*Verilen Metin:*
Kimilerine göre, Efes, Atina Kralı’nın oğlu Androklos tarafından kurulmuş. Rivayete göre Androklos, Ege’nin karşı yakasında yeni bir kent kurmak için yer arıyormuş. Androklos bu önemli kararı, Delfi’deki ünlü Apollon kehanet merkezindeki kahine danıştığında, aldığı yanıt ilginç olduğu kadar da anlaşılmazmış. Kahin, kentin yerini bir balığın işaret edeceğini ve bir yaban domuzunun yol göstereceğini söylemiş. Kahin’in bu garip kehanetine pek anlam veremeyen Androklos ve yoldaşları, yollarına devam ederek, uygun yer aramaya devam etmişler. Küçük Menderes nehrinin ağzındaki körfeze geldiklerinde karaya çıkarak, kamp kurmuşlar ve yakaladıkları balıkları pişirmek üzere ateş yakmışlar. Tam bu sırada balıklardan biri otların arasına sıçramış, oradaki bir yaban domuzu da balıktan korkarak koşmaya başlamış. Olayı gören Androklos kahinin sözlerini anımsamış. Hızla yerinden kalkıp atına atlamış ve domuzu takip etmiş. Okuyla domuzu öldürdüğü yere kentini kurmuş.
Androklos’tan önce, kentin Amazonların Ephesus isimli kraliçeleri tarafından kurulduğu da başka bir söylence… (Smyrna (İzmir) ve Pitane (Çandarlı) örneklerinde olduğu gibi…
Roma İmparatorluğu döneminde Asya Eyaleti başkentliği yapan Efes, ticari ve politik önemi yanında, bilim, sanat ve kültür alanlarında birçok ünlünün de yetiştiği yer olmuş. İlk kuruluşundan itibaren birkaç kez yer değiştiren şehir, en sonunda, bugün bizi görkemli kalıntıları ile karşılayan yere taşınmış.
2015 yılından bu yana, UNESCO Dünya Mirası listesinde yer alan, Efes’in tarihteki diğer adının “Apasa” olduğu söyleniyor. Ancak Hitit kaynaklarında “Asuva” biçiminde geçmekteyken, bu ad da daha sonraları Asya’ya dönüşmüş. Homeros ise İlyada’sında buradan “Assiyos” olarak söz etmiş.

*Döküm Kesitleri:*
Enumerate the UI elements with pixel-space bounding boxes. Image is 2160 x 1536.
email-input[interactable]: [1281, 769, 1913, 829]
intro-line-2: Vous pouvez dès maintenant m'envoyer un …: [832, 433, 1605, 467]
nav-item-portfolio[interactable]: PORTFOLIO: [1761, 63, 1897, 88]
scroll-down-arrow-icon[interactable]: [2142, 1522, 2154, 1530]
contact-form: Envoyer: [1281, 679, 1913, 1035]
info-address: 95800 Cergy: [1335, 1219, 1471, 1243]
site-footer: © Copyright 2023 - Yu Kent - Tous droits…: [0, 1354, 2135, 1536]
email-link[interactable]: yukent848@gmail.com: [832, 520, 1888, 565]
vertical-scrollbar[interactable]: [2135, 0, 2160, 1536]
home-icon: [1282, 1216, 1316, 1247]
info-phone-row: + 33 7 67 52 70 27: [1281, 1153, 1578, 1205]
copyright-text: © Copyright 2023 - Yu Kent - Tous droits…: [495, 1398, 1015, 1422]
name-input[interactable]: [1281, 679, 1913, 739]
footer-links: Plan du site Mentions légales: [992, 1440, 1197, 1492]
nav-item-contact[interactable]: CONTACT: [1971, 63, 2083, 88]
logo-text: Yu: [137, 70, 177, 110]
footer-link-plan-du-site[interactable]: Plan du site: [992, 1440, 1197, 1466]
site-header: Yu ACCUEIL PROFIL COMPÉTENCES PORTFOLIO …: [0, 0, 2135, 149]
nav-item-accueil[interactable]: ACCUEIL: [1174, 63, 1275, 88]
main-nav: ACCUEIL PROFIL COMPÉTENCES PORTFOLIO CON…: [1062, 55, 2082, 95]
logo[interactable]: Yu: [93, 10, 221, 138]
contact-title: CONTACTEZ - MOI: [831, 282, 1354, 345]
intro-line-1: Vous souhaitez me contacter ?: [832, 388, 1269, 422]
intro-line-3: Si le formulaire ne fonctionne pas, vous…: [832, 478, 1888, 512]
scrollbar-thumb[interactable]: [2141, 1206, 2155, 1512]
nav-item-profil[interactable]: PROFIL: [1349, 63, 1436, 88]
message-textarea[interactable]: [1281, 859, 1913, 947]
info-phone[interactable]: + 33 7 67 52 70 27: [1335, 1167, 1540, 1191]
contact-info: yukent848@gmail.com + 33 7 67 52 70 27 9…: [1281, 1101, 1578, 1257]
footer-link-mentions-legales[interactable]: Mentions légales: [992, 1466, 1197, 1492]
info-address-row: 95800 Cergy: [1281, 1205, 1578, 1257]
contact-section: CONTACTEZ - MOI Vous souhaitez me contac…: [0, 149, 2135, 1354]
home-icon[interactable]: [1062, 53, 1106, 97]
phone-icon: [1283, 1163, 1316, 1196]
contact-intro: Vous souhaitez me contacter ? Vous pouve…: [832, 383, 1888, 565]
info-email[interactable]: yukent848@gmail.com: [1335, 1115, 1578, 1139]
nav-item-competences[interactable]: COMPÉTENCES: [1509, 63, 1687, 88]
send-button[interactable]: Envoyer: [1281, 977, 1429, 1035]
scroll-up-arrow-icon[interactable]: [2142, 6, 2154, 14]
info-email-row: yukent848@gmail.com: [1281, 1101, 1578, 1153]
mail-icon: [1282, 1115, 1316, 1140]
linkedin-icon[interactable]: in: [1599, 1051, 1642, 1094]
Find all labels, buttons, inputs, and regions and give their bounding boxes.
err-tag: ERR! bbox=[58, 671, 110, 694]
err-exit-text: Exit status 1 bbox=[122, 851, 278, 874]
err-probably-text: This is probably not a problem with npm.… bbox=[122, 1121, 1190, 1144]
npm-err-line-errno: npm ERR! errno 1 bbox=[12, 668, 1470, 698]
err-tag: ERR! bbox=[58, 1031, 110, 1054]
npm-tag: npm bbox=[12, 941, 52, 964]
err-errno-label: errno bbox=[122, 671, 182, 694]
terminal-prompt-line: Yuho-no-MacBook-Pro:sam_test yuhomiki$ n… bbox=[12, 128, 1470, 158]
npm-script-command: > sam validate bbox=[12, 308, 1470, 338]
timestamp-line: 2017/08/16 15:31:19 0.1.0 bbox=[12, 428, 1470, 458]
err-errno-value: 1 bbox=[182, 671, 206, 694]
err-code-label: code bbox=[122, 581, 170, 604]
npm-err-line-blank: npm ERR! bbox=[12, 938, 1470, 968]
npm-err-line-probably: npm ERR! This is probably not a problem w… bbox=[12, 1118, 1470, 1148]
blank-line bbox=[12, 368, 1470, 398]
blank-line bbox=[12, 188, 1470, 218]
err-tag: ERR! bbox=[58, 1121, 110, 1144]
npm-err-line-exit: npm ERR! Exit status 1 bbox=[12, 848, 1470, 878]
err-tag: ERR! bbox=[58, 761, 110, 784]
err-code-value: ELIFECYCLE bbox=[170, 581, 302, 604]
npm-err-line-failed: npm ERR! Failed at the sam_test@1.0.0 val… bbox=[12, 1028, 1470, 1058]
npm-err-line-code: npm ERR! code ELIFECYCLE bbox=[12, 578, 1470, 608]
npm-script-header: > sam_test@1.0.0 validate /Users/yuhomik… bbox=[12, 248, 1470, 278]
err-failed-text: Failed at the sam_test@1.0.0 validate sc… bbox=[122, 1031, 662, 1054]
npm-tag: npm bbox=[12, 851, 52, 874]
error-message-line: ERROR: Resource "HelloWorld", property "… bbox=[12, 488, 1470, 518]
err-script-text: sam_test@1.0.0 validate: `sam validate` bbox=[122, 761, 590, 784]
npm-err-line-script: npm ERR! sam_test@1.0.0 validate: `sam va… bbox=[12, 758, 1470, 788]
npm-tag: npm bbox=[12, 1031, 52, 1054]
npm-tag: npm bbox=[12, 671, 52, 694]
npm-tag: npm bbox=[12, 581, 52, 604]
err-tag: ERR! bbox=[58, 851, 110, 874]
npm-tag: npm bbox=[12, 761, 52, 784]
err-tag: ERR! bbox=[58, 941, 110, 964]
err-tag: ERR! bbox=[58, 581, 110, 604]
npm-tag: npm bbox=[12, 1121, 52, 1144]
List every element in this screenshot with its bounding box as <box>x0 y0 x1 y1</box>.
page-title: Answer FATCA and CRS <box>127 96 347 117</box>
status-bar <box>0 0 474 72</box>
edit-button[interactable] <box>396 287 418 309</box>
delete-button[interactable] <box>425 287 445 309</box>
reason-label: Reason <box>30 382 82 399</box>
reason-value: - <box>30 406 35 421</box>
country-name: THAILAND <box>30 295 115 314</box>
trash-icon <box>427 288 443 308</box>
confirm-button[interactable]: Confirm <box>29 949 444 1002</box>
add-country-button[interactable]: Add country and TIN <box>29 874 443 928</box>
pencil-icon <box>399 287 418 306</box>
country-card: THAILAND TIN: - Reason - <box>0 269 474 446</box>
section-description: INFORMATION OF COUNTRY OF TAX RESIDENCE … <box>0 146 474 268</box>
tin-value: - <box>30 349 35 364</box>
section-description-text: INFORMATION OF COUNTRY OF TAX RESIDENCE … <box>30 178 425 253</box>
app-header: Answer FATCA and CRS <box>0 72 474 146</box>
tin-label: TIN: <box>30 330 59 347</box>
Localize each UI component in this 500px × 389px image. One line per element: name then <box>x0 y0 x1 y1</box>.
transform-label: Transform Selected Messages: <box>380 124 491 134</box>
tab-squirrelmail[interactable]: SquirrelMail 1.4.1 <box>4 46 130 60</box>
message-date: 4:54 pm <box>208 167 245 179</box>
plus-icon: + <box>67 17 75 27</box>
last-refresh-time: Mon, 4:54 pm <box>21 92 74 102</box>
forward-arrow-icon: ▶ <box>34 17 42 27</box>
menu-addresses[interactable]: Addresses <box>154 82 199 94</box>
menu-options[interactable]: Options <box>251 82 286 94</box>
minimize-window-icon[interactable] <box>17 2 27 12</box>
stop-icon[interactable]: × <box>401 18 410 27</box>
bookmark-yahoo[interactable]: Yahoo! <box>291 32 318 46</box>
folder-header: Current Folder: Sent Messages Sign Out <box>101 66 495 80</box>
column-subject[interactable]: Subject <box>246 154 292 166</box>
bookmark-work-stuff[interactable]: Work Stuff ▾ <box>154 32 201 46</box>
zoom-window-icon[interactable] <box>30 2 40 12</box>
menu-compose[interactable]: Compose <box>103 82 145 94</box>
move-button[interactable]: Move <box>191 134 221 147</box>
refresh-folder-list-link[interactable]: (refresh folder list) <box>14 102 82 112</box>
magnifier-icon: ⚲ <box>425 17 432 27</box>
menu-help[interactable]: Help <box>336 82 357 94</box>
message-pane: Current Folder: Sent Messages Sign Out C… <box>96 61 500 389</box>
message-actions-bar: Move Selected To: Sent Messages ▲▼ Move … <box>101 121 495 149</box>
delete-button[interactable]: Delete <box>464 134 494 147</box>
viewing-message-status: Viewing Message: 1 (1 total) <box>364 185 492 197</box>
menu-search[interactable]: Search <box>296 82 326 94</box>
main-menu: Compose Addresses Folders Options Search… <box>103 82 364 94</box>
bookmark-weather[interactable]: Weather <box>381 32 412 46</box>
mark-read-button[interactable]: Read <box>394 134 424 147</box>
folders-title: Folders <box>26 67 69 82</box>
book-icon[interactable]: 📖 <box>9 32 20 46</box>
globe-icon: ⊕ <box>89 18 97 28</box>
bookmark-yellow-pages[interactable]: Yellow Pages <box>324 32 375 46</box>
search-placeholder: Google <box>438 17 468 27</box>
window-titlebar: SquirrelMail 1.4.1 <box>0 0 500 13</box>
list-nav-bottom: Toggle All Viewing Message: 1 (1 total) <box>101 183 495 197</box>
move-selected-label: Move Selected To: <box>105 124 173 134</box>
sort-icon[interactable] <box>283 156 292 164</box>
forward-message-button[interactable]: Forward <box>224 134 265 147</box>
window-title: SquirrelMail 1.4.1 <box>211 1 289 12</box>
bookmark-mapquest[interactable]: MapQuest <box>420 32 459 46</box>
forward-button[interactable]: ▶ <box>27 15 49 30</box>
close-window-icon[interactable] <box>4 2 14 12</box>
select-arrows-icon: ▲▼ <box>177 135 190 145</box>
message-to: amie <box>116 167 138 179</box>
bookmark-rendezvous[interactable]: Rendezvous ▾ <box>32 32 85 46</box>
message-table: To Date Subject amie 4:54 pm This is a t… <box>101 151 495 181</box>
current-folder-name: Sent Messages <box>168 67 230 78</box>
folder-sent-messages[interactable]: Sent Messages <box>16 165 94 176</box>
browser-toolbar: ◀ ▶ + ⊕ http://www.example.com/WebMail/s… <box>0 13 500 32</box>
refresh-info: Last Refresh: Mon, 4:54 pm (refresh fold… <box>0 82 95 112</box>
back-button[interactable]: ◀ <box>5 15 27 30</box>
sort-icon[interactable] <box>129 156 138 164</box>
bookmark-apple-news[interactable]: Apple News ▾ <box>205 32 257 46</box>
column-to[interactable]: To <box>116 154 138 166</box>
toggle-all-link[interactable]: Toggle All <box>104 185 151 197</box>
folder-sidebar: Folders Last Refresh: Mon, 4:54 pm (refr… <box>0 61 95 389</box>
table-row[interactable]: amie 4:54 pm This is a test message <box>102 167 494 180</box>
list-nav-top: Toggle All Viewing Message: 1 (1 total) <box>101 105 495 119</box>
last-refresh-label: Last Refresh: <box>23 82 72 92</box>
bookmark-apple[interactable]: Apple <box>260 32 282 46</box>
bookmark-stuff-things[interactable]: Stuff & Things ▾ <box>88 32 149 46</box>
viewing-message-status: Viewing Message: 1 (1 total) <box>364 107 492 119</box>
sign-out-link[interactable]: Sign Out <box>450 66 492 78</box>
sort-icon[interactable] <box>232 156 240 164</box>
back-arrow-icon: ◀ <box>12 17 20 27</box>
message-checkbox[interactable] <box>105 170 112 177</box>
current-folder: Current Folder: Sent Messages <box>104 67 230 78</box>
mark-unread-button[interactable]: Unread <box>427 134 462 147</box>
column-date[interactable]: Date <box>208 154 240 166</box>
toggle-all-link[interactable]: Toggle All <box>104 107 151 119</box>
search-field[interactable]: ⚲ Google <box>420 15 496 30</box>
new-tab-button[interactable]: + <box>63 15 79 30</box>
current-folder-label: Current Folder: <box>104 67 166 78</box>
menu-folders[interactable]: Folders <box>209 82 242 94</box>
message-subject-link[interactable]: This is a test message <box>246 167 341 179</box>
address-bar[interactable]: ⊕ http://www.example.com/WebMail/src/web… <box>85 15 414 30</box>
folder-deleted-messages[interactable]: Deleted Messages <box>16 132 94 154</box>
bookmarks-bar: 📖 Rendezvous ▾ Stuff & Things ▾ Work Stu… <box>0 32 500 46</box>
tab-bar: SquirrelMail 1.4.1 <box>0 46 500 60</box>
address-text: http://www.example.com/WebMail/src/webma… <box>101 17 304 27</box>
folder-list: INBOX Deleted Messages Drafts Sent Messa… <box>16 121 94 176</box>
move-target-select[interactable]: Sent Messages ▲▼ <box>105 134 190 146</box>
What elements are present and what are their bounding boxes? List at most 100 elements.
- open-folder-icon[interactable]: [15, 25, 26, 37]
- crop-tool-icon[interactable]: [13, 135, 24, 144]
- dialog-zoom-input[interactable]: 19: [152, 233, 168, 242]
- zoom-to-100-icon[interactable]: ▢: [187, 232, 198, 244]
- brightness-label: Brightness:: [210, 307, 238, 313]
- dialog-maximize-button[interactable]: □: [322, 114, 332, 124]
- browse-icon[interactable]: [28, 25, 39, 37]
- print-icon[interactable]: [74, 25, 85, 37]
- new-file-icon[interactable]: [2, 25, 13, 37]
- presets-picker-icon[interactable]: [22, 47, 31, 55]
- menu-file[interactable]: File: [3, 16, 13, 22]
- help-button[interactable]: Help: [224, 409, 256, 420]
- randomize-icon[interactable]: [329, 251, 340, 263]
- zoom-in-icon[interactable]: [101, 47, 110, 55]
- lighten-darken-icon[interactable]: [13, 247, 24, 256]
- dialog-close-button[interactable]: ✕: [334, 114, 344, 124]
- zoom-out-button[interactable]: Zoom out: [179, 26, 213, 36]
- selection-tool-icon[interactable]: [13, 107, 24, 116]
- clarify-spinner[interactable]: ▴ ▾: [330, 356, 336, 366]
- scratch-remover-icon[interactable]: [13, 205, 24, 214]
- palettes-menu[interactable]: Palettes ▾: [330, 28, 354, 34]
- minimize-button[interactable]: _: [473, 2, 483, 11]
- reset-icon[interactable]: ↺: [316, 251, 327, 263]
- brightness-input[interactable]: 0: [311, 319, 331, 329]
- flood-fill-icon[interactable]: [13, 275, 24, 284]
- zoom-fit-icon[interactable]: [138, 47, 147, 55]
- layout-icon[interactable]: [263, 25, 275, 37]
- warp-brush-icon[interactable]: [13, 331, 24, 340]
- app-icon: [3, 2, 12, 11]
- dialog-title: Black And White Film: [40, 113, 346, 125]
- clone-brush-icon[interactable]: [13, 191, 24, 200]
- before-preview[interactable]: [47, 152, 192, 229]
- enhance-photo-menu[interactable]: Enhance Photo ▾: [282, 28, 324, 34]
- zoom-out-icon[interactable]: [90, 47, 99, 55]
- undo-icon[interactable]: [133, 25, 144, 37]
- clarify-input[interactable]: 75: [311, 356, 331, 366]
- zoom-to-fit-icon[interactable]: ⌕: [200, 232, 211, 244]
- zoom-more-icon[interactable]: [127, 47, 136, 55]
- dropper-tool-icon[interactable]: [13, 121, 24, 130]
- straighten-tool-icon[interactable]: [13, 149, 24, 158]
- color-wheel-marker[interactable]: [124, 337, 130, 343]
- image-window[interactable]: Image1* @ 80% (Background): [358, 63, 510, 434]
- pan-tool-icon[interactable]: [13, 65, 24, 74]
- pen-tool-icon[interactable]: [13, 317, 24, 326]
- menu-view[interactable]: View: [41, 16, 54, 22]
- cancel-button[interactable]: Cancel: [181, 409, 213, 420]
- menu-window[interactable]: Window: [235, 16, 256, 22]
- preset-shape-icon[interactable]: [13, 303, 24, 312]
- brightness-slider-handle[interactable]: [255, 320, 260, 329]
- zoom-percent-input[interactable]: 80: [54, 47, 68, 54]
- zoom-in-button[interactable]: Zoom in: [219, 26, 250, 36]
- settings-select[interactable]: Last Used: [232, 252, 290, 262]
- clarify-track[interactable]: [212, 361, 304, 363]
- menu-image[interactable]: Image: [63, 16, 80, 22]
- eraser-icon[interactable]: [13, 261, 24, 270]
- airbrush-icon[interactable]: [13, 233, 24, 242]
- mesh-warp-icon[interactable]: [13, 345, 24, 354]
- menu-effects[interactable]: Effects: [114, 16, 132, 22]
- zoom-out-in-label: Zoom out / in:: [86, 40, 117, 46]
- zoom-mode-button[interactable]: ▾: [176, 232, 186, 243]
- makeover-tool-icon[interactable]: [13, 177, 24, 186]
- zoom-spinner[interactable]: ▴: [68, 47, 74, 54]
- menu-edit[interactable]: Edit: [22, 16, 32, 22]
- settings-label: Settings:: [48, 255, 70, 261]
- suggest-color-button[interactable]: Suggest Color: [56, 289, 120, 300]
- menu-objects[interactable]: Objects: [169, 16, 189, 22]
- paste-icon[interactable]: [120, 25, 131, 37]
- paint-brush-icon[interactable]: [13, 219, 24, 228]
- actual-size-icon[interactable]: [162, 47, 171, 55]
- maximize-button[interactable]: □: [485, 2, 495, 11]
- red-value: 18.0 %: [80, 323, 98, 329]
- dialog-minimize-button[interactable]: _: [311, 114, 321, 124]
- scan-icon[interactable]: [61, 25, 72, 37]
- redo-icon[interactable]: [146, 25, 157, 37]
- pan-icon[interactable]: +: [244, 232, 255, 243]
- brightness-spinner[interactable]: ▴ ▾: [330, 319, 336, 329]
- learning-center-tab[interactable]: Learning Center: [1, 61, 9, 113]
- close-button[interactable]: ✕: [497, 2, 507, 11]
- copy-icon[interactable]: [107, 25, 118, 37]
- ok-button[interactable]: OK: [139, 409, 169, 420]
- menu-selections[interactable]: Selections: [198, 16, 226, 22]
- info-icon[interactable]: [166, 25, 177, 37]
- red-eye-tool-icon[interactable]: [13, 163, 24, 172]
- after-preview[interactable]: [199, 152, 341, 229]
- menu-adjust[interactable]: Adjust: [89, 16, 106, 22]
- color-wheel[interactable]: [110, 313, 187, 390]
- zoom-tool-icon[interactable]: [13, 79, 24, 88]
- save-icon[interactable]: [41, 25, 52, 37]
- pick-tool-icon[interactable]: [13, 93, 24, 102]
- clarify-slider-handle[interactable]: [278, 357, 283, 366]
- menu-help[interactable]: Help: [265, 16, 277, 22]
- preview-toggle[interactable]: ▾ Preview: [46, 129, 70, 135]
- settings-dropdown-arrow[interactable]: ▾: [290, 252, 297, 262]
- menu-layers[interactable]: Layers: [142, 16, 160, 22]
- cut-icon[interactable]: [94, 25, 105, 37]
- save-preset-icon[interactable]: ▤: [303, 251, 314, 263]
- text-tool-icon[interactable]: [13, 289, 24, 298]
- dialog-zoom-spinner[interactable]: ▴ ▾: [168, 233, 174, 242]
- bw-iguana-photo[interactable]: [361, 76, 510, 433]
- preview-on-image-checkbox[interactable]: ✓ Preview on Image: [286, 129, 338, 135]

*Yapılacaklar:*
**1.** Efes metninden "Androklos’tan önce, kentin" ifadesiyle başlayıp "karşılayan yere taşınmış." ifadesiyle biten bölümü aynen çıkarın.
**2.** Efes metnindeki “Olayı gören Androklos kahinin sözlerini anımsamış.” cümlesini İngilizceye çevirin.
Dökümün metinle bir bağlantısı yoktur.

*Eksiksiz Çözümler:*
**1.**
Androklos’tan önce, kentin Amazonların Ephesus isimli kraliçeleri tarafından kurulduğu da başka bir söylence… (Smyrna (İzmir) ve Pitane (Çandarlı) örneklerinde olduğu gibi…
Roma İmparatorluğu döneminde Asya Eyaleti başkentliği yapan Efes, ticari ve politik önemi yanında, bilim, sanat ve kültür alanlarında birçok ünlünün de yetiştiği yer olmuş. İlk kuruluşundan itibaren birkaç kez yer değiştiren şehir, en sonunda, bugün bizi görkemli kalıntıları ile karşılayan yere taşınmış.

**2.** Having seen what happened, Androklos remembered the seer's words.